- Record set -
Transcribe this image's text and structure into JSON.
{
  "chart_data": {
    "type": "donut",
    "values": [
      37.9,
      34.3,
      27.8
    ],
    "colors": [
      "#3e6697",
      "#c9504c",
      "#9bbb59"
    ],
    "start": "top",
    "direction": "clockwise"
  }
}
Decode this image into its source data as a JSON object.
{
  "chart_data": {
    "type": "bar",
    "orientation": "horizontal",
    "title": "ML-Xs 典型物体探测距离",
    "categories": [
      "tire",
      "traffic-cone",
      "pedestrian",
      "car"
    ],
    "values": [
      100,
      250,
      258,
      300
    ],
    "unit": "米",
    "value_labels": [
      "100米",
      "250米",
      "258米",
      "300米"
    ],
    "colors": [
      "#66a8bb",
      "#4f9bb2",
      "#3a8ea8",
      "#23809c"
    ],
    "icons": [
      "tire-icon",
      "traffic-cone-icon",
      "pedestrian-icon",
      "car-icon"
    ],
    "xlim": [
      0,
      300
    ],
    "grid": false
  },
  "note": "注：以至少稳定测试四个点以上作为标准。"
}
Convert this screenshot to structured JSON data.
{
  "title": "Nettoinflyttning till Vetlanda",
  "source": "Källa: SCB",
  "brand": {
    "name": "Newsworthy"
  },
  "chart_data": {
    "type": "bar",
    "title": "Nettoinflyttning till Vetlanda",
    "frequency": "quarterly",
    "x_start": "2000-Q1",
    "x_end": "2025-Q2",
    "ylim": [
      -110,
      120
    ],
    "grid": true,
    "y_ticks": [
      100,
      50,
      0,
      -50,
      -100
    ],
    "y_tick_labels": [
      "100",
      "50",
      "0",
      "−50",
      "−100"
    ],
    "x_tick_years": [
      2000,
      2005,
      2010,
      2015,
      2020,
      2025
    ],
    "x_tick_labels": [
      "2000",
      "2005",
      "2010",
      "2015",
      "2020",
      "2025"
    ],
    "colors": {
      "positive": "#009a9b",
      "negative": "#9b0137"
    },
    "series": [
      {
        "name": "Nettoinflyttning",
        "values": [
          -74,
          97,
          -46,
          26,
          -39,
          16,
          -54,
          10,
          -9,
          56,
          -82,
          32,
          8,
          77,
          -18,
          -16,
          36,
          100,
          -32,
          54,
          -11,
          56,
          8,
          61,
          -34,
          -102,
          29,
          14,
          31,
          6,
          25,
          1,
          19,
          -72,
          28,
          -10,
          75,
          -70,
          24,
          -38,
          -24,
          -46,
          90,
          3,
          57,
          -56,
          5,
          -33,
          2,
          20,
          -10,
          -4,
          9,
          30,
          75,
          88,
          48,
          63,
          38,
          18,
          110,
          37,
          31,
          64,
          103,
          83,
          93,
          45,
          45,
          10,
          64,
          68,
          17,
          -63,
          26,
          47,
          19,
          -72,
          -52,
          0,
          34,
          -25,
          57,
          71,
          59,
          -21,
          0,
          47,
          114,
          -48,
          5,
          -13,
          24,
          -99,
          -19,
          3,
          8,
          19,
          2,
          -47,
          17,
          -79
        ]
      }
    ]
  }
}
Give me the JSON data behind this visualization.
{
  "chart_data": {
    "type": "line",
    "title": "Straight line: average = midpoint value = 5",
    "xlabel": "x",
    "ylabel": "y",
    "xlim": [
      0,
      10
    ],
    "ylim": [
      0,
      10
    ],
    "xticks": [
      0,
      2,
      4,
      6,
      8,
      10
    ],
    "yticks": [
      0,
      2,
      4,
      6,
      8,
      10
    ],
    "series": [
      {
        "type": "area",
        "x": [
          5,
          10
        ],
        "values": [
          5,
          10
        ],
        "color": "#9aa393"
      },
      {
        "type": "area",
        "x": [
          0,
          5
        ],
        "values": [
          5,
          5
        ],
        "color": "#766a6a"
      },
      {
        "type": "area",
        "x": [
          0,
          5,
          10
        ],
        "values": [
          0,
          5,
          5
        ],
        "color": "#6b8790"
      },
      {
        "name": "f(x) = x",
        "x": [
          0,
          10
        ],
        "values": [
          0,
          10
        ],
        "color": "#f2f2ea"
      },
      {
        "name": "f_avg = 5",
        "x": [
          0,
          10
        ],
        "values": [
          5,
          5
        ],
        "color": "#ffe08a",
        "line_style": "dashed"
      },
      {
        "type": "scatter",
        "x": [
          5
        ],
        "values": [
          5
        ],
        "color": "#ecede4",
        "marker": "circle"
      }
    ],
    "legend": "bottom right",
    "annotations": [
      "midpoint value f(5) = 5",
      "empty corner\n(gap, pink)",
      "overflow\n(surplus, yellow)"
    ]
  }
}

- Your task -
Print all of the entries exactly as they are written.

- Answer for the task -
Transcribe this image's text and structure into JSON.
{
  "chart_data": {
    "type": "donut",
    "values": [
      37.9,
      34.3,
      27.8
    ],
    "colors": [
      "#3e6697",
      "#c9504c",
      "#9bbb59"
    ],
    "start": "top",
    "direction": "clockwise"
  }
}
Decode this image into its source data as a JSON object.
{
  "chart_data": {
    "type": "bar",
    "orientation": "horizontal",
    "title": "ML-Xs 典型物体探测距离",
    "categories": [
      "tire",
      "traffic-cone",
      "pedestrian",
      "car"
    ],
    "values": [
      100,
      250,
      258,
      300
    ],
    "unit": "米",
    "value_labels": [
      "100米",
      "250米",
      "258米",
      "300米"
    ],
    "colors": [
      "#66a8bb",
      "#4f9bb2",
      "#3a8ea8",
      "#23809c"
    ],
    "icons": [
      "tire-icon",
      "traffic-cone-icon",
      "pedestrian-icon",
      "car-icon"
    ],
    "xlim": [
      0,
      300
    ],
    "grid": false
  },
  "note": "注：以至少稳定测试四个点以上作为标准。"
}
Convert this screenshot to structured JSON data.
{
  "title": "Nettoinflyttning till Vetlanda",
  "source": "Källa: SCB",
  "brand": {
    "name": "Newsworthy"
  },
  "chart_data": {
    "type": "bar",
    "title": "Nettoinflyttning till Vetlanda",
    "frequency": "quarterly",
    "x_start": "2000-Q1",
    "x_end": "2025-Q2",
    "ylim": [
      -110,
      120
    ],
    "grid": true,
    "y_ticks": [
      100,
      50,
      0,
      -50,
      -100
    ],
    "y_tick_labels": [
      "100",
      "50",
      "0",
      "−50",
      "−100"
    ],
    "x_tick_years": [
      2000,
      2005,
      2010,
      2015,
      2020,
      2025
    ],
    "x_tick_labels": [
      "2000",
      "2005",
      "2010",
      "2015",
      "2020",
      "2025"
    ],
    "colors": {
      "positive": "#009a9b",
      "negative": "#9b0137"
    },
    "series": [
      {
        "name": "Nettoinflyttning",
        "values": [
          -74,
          97,
          -46,
          26,
          -39,
          16,
          -54,
          10,
          -9,
          56,
          -82,
          32,
          8,
          77,
          -18,
          -16,
          36,
          100,
          -32,
          54,
          -11,
          56,
          8,
          61,
          -34,
          -102,
          29,
          14,
          31,
          6,
          25,
          1,
          19,
          -72,
          28,
          -10,
          75,
          -70,
          24,
          -38,
          -24,
          -46,
          90,
          3,
          57,
          -56,
          5,
          -33,
          2,
          20,
          -10,
          -4,
          9,
          30,
          75,
          88,
          48,
          63,
          38,
          18,
          110,
          37,
          31,
          64,
          103,
          83,
          93,
          45,
          45,
          10,
          64,
          68,
          17,
          -63,
          26,
          47,
          19,
          -72,
          -52,
          0,
          34,
          -25,
          57,
          71,
          59,
          -21,
          0,
          47,
          114,
          -48,
          5,
          -13,
          24,
          -99,
          -19,
          3,
          8,
          19,
          2,
          -47,
          17,
          -79
        ]
      }
    ]
  }
}
Give me the JSON data behind this visualization.
{
  "chart_data": {
    "type": "line",
    "title": "Straight line: average = midpoint value = 5",
    "xlabel": "x",
    "ylabel": "y",
    "xlim": [
      0,
      10
    ],
    "ylim": [
      0,
      10
    ],
    "xticks": [
      0,
      2,
      4,
      6,
      8,
      10
    ],
    "yticks": [
      0,
      2,
      4,
      6,
      8,
      10
    ],
    "series": [
      {
        "type": "area",
        "x": [
          5,
          10
        ],
        "values": [
          5,
          10
        ],
        "color": "#9aa393"
      },
      {
        "type": "area",
        "x": [
          0,
          5
        ],
        "values": [
          5,
          5
        ],
        "color": "#766a6a"
      },
      {
        "type": "area",
        "x": [
          0,
          5,
          10
        ],
        "values": [
          0,
          5,
          5
        ],
        "color": "#6b8790"
      },
      {
        "name": "f(x) = x",
        "x": [
          0,
          10
        ],
        "values": [
          0,
          10
        ],
        "color": "#f2f2ea"
      },
      {
        "name": "f_avg = 5",
        "x": [
          0,
          10
        ],
        "values": [
          5,
          5
        ],
        "color": "#ffe08a",
        "line_style": "dashed"
      },
      {
        "type": "scatter",
        "x": [
          5
        ],
        "values": [
          5
        ],
        "color": "#ecede4",
        "marker": "circle"
      }
    ],
    "legend": "bottom right",
    "annotations": [
      "midpoint value f(5) = 5",
      "empty corner\n(gap, pink)",
      "overflow\n(surplus, yellow)"
    ]
  }
}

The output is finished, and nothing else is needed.